Exercise task:
List each line of the data in which the string "Centers" appears.

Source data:
───

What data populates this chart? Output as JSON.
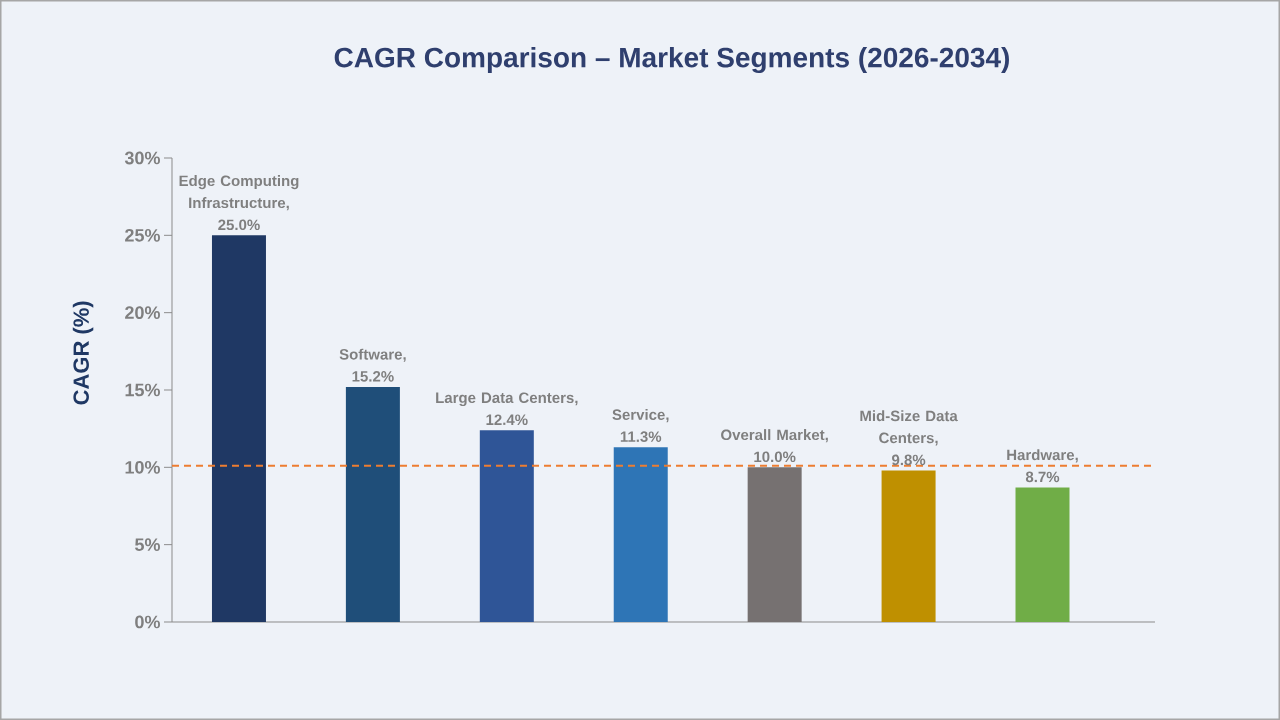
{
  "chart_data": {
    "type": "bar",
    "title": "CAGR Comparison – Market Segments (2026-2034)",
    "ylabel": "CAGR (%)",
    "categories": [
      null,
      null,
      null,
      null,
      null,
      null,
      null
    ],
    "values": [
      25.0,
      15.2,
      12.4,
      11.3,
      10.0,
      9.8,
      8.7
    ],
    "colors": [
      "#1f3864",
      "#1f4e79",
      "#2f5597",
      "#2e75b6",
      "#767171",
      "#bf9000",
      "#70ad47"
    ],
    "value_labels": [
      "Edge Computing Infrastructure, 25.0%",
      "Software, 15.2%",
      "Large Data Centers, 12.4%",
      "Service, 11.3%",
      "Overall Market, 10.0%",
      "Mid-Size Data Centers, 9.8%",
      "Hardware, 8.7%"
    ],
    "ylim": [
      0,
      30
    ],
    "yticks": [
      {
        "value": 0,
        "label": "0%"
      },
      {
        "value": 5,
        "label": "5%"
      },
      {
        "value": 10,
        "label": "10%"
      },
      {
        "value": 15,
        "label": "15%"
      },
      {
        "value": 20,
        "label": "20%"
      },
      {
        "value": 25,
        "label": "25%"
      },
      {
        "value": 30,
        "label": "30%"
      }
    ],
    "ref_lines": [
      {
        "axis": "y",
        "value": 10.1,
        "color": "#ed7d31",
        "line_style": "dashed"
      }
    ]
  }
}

───

Exercise result:
      "Large Data Centers, 12.4%",
      "Mid-Size Data Centers, 9.8%",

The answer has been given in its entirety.